*DATA RECORDS*
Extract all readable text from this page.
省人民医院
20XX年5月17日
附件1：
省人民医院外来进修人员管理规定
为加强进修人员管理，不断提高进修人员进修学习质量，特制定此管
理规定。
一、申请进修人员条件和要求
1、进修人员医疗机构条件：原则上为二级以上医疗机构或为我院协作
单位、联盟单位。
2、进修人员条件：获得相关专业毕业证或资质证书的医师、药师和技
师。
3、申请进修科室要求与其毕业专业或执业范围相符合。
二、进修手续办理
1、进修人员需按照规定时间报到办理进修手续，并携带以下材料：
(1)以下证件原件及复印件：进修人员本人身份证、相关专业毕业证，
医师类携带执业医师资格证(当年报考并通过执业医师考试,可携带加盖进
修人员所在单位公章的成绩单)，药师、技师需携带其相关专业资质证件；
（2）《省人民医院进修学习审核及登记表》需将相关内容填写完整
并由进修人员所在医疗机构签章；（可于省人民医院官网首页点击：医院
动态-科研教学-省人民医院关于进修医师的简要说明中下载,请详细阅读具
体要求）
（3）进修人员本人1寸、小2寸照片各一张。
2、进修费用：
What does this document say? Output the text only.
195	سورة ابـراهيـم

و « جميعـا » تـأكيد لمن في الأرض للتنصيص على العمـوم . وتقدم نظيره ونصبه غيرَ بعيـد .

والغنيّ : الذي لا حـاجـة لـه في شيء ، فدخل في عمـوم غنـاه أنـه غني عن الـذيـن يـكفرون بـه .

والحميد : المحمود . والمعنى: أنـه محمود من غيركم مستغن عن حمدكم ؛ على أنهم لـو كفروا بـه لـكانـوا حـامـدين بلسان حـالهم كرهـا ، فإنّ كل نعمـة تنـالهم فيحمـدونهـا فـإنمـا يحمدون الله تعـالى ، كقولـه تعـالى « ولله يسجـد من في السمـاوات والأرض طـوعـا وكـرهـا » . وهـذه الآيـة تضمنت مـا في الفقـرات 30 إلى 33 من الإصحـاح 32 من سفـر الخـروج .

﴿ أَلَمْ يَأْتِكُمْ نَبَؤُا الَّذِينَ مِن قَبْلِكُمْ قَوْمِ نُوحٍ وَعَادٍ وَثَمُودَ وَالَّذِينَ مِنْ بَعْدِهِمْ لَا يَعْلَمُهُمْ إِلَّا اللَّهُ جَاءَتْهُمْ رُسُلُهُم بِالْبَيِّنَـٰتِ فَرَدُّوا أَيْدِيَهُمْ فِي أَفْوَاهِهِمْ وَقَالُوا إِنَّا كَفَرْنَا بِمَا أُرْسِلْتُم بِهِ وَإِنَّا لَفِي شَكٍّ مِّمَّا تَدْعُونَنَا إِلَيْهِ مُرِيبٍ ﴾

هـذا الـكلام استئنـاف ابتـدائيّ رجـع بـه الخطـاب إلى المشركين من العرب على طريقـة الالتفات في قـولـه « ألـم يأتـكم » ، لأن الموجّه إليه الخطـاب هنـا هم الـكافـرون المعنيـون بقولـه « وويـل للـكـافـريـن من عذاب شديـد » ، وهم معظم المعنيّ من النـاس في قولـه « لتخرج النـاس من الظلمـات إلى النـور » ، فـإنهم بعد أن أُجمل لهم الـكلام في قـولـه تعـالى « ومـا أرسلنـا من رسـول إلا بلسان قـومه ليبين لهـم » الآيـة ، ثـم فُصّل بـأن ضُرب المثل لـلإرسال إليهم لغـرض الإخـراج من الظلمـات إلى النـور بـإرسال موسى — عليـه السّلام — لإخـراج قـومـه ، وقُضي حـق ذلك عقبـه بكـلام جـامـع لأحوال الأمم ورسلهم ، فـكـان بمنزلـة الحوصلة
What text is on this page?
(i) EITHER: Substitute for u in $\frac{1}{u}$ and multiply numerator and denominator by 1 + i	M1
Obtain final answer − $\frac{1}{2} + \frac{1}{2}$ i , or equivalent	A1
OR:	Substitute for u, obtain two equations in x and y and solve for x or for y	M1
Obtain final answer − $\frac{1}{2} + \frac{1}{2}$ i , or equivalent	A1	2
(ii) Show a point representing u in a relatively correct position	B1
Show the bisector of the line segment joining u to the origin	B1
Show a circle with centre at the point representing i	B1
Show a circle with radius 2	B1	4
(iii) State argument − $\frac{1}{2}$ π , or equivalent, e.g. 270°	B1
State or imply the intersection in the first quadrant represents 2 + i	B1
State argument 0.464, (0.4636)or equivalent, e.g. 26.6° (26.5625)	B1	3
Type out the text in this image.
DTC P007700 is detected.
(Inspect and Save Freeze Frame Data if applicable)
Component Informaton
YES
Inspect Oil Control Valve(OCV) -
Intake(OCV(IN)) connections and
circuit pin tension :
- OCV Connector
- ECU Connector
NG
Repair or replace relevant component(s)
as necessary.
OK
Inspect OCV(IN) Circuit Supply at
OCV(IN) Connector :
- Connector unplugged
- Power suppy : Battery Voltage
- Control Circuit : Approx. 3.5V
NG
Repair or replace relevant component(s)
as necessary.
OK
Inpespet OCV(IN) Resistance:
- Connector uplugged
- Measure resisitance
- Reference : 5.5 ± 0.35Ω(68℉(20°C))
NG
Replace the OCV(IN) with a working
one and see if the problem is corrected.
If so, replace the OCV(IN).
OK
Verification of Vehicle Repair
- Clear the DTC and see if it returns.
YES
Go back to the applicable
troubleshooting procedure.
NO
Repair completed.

*TASK REQUIREMENTS*
Reproduce only those lines of the entries above that run from the line with "What text is on this page?" to the final line.

*OUTPUT*
What text is on this page?
(i) EITHER: Substitute for u in $\frac{1}{u}$ and multiply numerator and denominator by 1 + i	M1
Obtain final answer − $\frac{1}{2} + \frac{1}{2}$ i , or equivalent	A1
OR:	Substitute for u, obtain two equations in x and y and solve for x or for y	M1
Obtain final answer − $\frac{1}{2} + \frac{1}{2}$ i , or equivalent	A1	2
(ii) Show a point representing u in a relatively correct position	B1
Show the bisector of the line segment joining u to the origin	B1
Show a circle with centre at the point representing i	B1
Show a circle with radius 2	B1	4
(iii) State argument − $\frac{1}{2}$ π , or equivalent, e.g. 270°	B1
State or imply the intersection in the first quadrant represents 2 + i	B1
State argument 0.464, (0.4636)or equivalent, e.g. 26.6° (26.5625)	B1	3
Type out the text in this image.
DTC P007700 is detected.
(Inspect and Save Freeze Frame Data if applicable)
Component Informaton
YES
Inspect Oil Control Valve(OCV) -
Intake(OCV(IN)) connections and
circuit pin tension :
- OCV Connector
- ECU Connector
NG
Repair or replace relevant component(s)
as necessary.
OK
Inspect OCV(IN) Circuit Supply at
OCV(IN) Connector :
- Connector unplugged
- Power suppy : Battery Voltage
- Control Circuit : Approx. 3.5V
NG
Repair or replace relevant component(s)
as necessary.
OK
Inpespet OCV(IN) Resistance:
- Connector uplugged
- Measure resisitance
- Reference : 5.5 ± 0.35Ω(68℉(20°C))
NG
Replace the OCV(IN) with a working
one and see if the problem is corrected.
If so, replace the OCV(IN).
OK
Verification of Vehicle Repair
- Clear the DTC and see if it returns.
YES
Go back to the applicable
troubleshooting procedure.
NO
Repair completed.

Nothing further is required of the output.